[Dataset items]
>> Begin

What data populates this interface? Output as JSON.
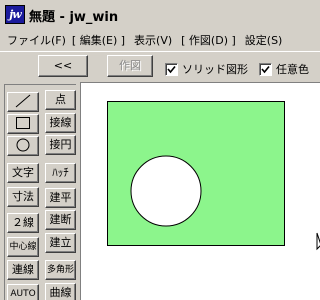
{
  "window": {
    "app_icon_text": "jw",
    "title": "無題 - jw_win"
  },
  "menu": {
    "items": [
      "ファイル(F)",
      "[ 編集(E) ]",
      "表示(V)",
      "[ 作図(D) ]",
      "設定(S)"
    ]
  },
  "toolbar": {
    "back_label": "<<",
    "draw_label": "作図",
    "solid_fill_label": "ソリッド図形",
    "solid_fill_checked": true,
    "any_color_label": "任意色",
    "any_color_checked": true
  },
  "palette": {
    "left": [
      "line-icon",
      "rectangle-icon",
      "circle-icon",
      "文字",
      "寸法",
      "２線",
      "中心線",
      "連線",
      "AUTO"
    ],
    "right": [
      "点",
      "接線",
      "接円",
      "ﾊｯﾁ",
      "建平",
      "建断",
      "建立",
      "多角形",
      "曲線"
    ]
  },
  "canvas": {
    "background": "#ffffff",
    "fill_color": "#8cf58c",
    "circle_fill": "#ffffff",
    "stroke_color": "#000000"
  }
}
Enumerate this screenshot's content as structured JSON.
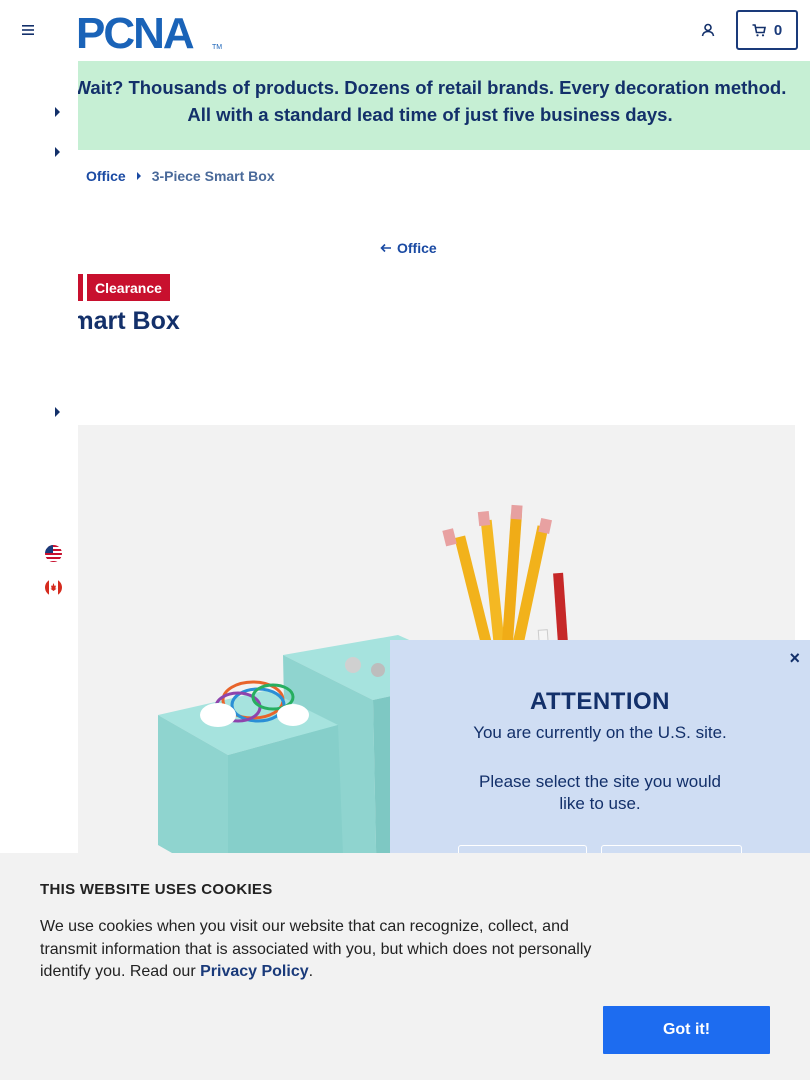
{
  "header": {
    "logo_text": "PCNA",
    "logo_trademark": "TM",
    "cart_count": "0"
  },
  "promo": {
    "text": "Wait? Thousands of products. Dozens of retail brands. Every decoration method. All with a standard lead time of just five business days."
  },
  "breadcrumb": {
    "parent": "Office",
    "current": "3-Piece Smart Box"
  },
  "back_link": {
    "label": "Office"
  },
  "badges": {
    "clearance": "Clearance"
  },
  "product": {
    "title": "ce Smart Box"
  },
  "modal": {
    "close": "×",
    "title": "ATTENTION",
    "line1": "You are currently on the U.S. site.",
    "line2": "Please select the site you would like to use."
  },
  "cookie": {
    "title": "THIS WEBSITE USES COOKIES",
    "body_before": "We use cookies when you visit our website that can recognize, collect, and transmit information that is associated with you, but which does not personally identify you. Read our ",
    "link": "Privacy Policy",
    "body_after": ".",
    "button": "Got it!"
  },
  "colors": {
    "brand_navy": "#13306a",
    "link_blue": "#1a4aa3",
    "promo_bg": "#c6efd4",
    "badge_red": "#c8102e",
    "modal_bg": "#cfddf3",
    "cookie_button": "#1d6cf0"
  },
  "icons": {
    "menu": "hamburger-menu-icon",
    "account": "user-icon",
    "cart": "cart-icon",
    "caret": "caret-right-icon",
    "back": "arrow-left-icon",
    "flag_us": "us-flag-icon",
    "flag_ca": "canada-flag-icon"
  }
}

>> End
>> Begin

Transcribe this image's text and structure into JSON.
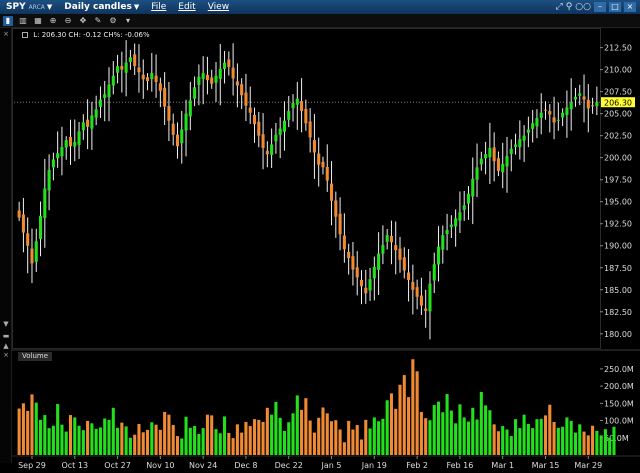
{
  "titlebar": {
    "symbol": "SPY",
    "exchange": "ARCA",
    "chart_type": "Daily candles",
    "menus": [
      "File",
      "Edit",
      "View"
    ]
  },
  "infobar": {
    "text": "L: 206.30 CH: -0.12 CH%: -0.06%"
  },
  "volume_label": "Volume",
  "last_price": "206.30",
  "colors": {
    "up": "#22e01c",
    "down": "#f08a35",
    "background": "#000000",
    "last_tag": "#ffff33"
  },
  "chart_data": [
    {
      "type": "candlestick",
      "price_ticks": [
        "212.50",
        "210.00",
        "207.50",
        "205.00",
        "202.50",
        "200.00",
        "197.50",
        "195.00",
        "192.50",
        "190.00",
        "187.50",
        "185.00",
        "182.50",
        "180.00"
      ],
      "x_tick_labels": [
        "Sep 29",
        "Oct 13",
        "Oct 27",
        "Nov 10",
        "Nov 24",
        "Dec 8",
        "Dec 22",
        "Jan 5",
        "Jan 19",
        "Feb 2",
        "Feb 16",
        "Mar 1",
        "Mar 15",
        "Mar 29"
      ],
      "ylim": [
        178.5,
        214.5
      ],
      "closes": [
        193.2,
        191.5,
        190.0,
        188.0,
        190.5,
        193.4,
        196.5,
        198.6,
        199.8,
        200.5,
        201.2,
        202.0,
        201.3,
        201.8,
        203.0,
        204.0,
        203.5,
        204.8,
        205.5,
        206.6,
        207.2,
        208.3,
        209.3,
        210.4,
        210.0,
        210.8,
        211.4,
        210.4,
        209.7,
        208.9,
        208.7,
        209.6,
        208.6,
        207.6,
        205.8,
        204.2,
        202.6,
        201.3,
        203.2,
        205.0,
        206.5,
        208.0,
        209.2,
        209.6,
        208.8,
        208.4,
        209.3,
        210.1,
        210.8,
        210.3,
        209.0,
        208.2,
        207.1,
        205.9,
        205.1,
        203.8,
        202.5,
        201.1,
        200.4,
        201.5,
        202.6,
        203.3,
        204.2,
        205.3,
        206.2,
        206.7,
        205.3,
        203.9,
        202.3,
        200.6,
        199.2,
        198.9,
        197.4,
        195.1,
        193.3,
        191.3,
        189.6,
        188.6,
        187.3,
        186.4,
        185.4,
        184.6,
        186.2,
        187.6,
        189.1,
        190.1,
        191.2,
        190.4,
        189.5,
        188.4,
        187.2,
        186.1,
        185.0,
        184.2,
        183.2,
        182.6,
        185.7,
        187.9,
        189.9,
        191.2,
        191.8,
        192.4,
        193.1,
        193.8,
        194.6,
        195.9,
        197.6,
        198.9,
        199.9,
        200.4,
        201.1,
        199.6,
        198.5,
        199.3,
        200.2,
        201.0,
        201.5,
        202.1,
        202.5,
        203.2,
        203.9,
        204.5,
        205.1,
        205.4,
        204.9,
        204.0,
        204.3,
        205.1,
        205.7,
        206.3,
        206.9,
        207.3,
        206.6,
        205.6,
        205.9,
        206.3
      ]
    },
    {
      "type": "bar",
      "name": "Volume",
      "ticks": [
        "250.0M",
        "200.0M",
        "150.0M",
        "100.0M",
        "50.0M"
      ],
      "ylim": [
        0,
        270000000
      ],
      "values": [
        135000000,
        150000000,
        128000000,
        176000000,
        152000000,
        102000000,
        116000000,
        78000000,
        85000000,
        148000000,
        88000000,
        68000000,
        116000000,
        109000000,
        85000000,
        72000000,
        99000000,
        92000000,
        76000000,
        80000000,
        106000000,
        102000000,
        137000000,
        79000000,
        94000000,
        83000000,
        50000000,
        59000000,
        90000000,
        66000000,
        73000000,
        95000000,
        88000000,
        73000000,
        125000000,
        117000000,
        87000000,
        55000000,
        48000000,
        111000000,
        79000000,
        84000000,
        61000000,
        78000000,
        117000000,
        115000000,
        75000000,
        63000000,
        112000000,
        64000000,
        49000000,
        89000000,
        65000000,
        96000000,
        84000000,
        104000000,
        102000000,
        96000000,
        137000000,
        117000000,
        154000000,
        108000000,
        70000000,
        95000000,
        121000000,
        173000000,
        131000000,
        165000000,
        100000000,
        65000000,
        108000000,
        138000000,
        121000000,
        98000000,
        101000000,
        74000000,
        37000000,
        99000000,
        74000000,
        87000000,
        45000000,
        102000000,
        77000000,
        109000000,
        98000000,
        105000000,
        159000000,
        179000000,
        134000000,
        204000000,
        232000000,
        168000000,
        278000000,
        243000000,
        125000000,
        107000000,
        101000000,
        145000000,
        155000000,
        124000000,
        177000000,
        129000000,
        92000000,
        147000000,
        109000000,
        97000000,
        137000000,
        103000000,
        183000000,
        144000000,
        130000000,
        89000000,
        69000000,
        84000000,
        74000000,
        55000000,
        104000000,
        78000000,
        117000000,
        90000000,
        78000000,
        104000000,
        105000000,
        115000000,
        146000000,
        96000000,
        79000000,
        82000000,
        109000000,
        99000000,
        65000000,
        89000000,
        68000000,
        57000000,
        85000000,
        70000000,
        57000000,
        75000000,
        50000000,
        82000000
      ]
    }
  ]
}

>> End

*Written exercise*:
Report only the number of lines in the records that include the word "background".

*Expected answer*:
2